(TO BE DONE): Report the total number of lines that include the string "features", without any other text.

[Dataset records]

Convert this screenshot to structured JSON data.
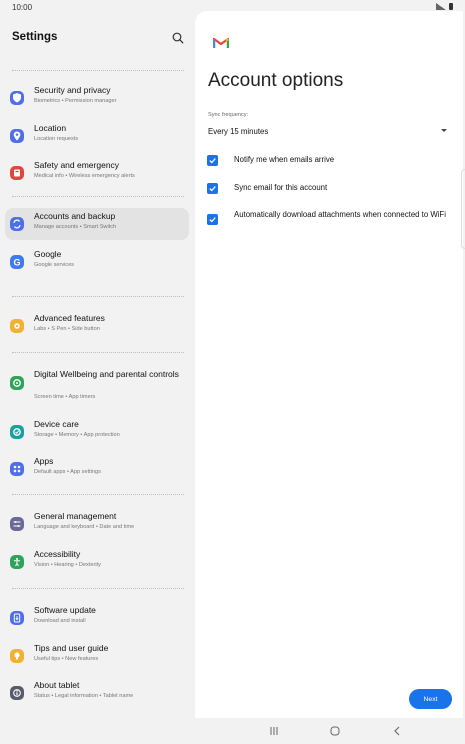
{
  "status": {
    "time": "10:00"
  },
  "settings": {
    "title": "Settings",
    "groups": [
      [
        {
          "title": "Security and privacy",
          "subtitle": "Biometrics  •  Permission manager",
          "icon": "shield-icon",
          "color": "#4f6fe8"
        },
        {
          "title": "Location",
          "subtitle": "Location requests",
          "icon": "location-pin-icon",
          "color": "#4f6fe8"
        },
        {
          "title": "Safety and emergency",
          "subtitle": "Medical info  •  Wireless emergency alerts",
          "icon": "emergency-icon",
          "color": "#e0463f"
        }
      ],
      [
        {
          "title": "Accounts and backup",
          "subtitle": "Manage accounts  •  Smart Switch",
          "icon": "sync-icon",
          "color": "#4f6fe8",
          "selected": true
        },
        {
          "title": "Google",
          "subtitle": "Google services",
          "icon": "google-icon",
          "color": "#3e7bf0"
        }
      ],
      [
        {
          "title": "Advanced features",
          "subtitle": "Labs  •  S Pen  •  Side button",
          "icon": "gear-plus-icon",
          "color": "#f3b132"
        }
      ],
      [
        {
          "title": "Digital Wellbeing and parental controls",
          "subtitle": "Screen time  •  App timers",
          "icon": "wellbeing-icon",
          "color": "#30a35a"
        },
        {
          "title": "Device care",
          "subtitle": "Storage  •  Memory  •  App protection",
          "icon": "device-care-icon",
          "color": "#1ba0a0"
        },
        {
          "title": "Apps",
          "subtitle": "Default apps  •  App settings",
          "icon": "apps-icon",
          "color": "#4f6fe8"
        }
      ],
      [
        {
          "title": "General management",
          "subtitle": "Language and keyboard  •  Date and time",
          "icon": "sliders-icon",
          "color": "#6a6a95"
        },
        {
          "title": "Accessibility",
          "subtitle": "Vision  •  Hearing  •  Dexterity",
          "icon": "accessibility-icon",
          "color": "#30a35a"
        }
      ],
      [
        {
          "title": "Software update",
          "subtitle": "Download and install",
          "icon": "software-update-icon",
          "color": "#4f6fe8"
        },
        {
          "title": "Tips and user guide",
          "subtitle": "Useful tips  •  New features",
          "icon": "bulb-icon",
          "color": "#f3b132"
        },
        {
          "title": "About tablet",
          "subtitle": "Status  •  Legal information  •  Tablet name",
          "icon": "info-icon",
          "color": "#5a5a6e"
        }
      ]
    ]
  },
  "account_options": {
    "heading": "Account options",
    "sync_label": "Sync frequency:",
    "sync_value": "Every 15 minutes",
    "checkboxes": [
      {
        "label": "Notify me when emails arrive",
        "checked": true
      },
      {
        "label": "Sync email for this account",
        "checked": true
      },
      {
        "label": "Automatically download attachments when connected to WiFi",
        "checked": true
      }
    ],
    "next_label": "Next"
  }
}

(WRITTEN SOLUTION): 2